# GIVEN DATA
※

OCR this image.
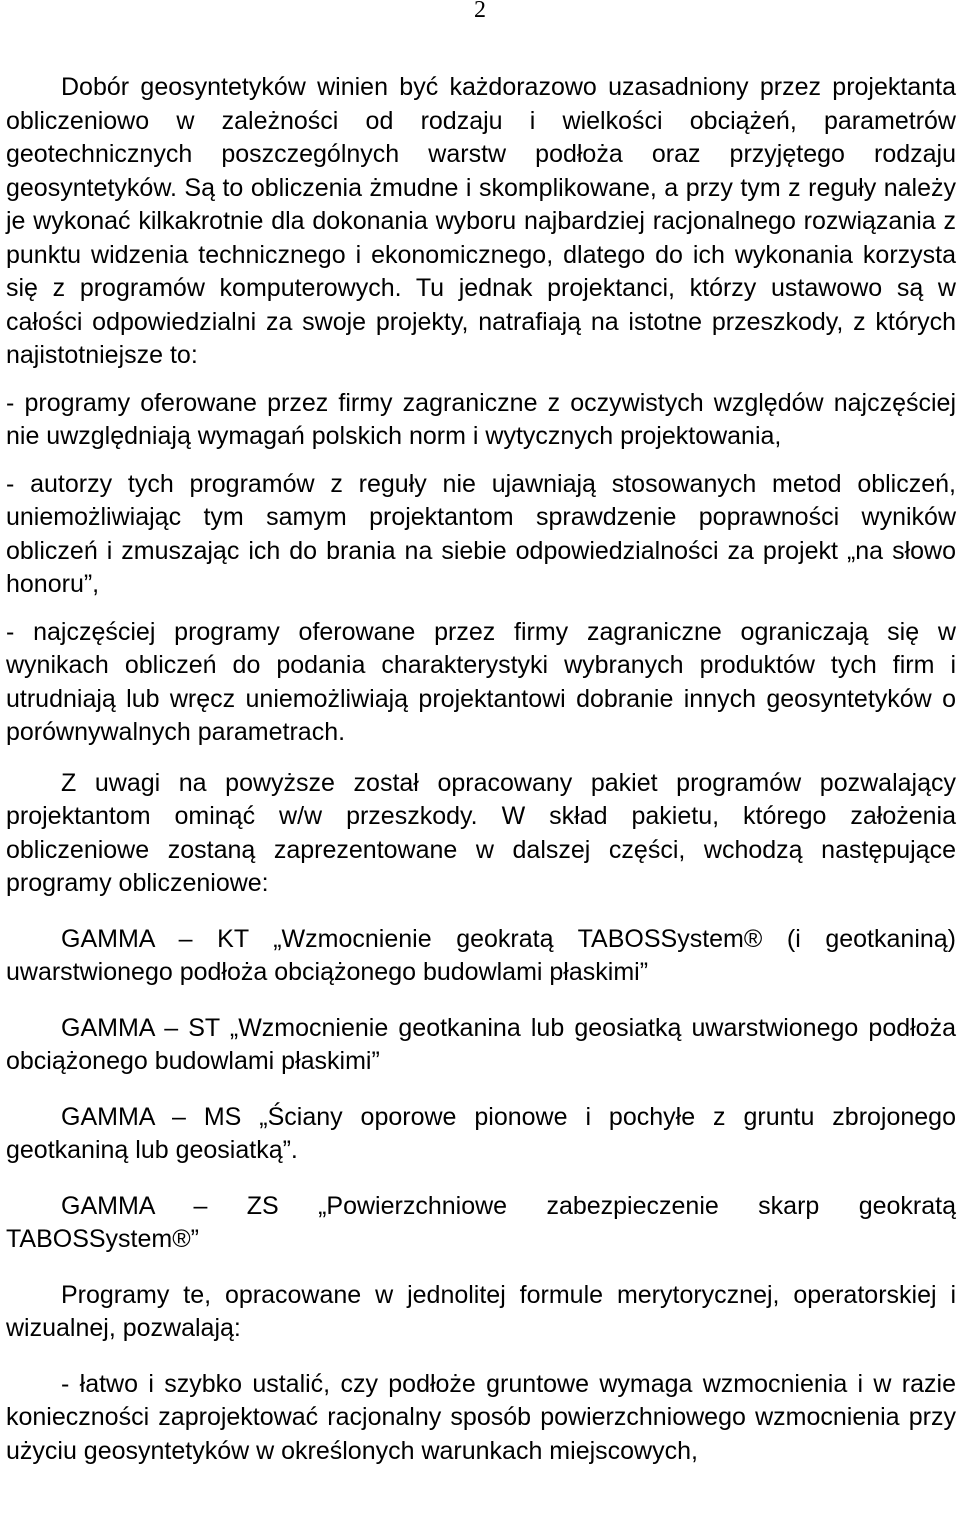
2

Dobór geosyntetyków winien być każdorazowo uzasadniony przez projektanta obliczeniowo w zależności od rodzaju i wielkości obciążeń, parametrów geotechnicznych poszczególnych warstw podłoża oraz przyjętego rodzaju geosyntetyków. Są to obliczenia żmudne i skomplikowane, a przy tym z reguły należy je wykonać kilkakrotnie dla dokonania wyboru najbardziej racjonalnego rozwiązania z punktu widzenia technicznego i ekonomicznego, dlatego do ich wykonania korzysta się z programów komputerowych. Tu jednak projektanci, którzy ustawowo są w całości odpowiedzialni za swoje projekty, natrafiają na istotne przeszkody, z których najistotniejsze to:

- programy oferowane przez firmy zagraniczne z oczywistych względów najczęściej nie uwzględniają wymagań polskich norm i wytycznych projektowania,

- autorzy tych programów z reguły nie ujawniają stosowanych metod obliczeń, uniemożliwiając tym samym projektantom sprawdzenie poprawności wyników obliczeń i zmuszając ich do brania na siebie odpowiedzialności za projekt „na słowo honoru”,

- najczęściej programy oferowane przez firmy zagraniczne ograniczają się w wynikach obliczeń do podania charakterystyki wybranych produktów tych firm i utrudniają lub wręcz uniemożliwiają projektantowi dobranie innych geosyntetyków o porównywalnych parametrach.

Z uwagi na powyższe został opracowany pakiet programów pozwalający projektantom ominąć w/w przeszkody. W skład pakietu, którego założenia obliczeniowe zostaną zaprezentowane w dalszej części, wchodzą następujące programy obliczeniowe:

GAMMA – KT „Wzmocnienie geokratą TABOSSystem® (i geotkaniną) uwarstwionego podłoża obciążonego budowlami płaskimi”

GAMMA – ST „Wzmocnienie geotkanina lub geosiatką uwarstwionego podłoża obciążonego budowlami płaskimi”

GAMMA – MS „Ściany oporowe pionowe i pochyłe z gruntu zbrojonego geotkaniną lub geosiatką”.

GAMMA – ZS „Powierzchniowe zabezpieczenie skarp geokratą TABOSSystem®”

Programy te, opracowane w jednolitej formule merytorycznej, operatorskiej i wizualnej, pozwalają:

- łatwo i szybko ustalić, czy podłoże gruntowe wymaga wzmocnienia i w razie konieczności zaprojektować racjonalny sposób powierzchniowego wzmocnienia przy użyciu geosyntetyków w określonych warunkach miejscowych,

※

Each record above should come back exactly the same, only without its pictures.

# EXPECTED ANSWER
OCR this image.
2

Dobór geosyntetyków winien być każdorazowo uzasadniony przez projektanta obliczeniowo w zależności od rodzaju i wielkości obciążeń, parametrów geotechnicznych poszczególnych warstw podłoża oraz przyjętego rodzaju geosyntetyków. Są to obliczenia żmudne i skomplikowane, a przy tym z reguły należy je wykonać kilkakrotnie dla dokonania wyboru najbardziej racjonalnego rozwiązania z punktu widzenia technicznego i ekonomicznego, dlatego do ich wykonania korzysta się z programów komputerowych. Tu jednak projektanci, którzy ustawowo są w całości odpowiedzialni za swoje projekty, natrafiają na istotne przeszkody, z których najistotniejsze to:

- programy oferowane przez firmy zagraniczne z oczywistych względów najczęściej nie uwzględniają wymagań polskich norm i wytycznych projektowania,

- autorzy tych programów z reguły nie ujawniają stosowanych metod obliczeń, uniemożliwiając tym samym projektantom sprawdzenie poprawności wyników obliczeń i zmuszając ich do brania na siebie odpowiedzialności za projekt „na słowo honoru”,

- najczęściej programy oferowane przez firmy zagraniczne ograniczają się w wynikach obliczeń do podania charakterystyki wybranych produktów tych firm i utrudniają lub wręcz uniemożliwiają projektantowi dobranie innych geosyntetyków o porównywalnych parametrach.

Z uwagi na powyższe został opracowany pakiet programów pozwalający projektantom ominąć w/w przeszkody. W skład pakietu, którego założenia obliczeniowe zostaną zaprezentowane w dalszej części, wchodzą następujące programy obliczeniowe:

GAMMA – KT „Wzmocnienie geokratą TABOSSystem® (i geotkaniną) uwarstwionego podłoża obciążonego budowlami płaskimi”

GAMMA – ST „Wzmocnienie geotkanina lub geosiatką uwarstwionego podłoża obciążonego budowlami płaskimi”

GAMMA – MS „Ściany oporowe pionowe i pochyłe z gruntu zbrojonego geotkaniną lub geosiatką”.

GAMMA – ZS „Powierzchniowe zabezpieczenie skarp geokratą TABOSSystem®”

Programy te, opracowane w jednolitej formule merytorycznej, operatorskiej i wizualnej, pozwalają:

- łatwo i szybko ustalić, czy podłoże gruntowe wymaga wzmocnienia i w razie konieczności zaprojektować racjonalny sposób powierzchniowego wzmocnienia przy użyciu geosyntetyków w określonych warunkach miejscowych,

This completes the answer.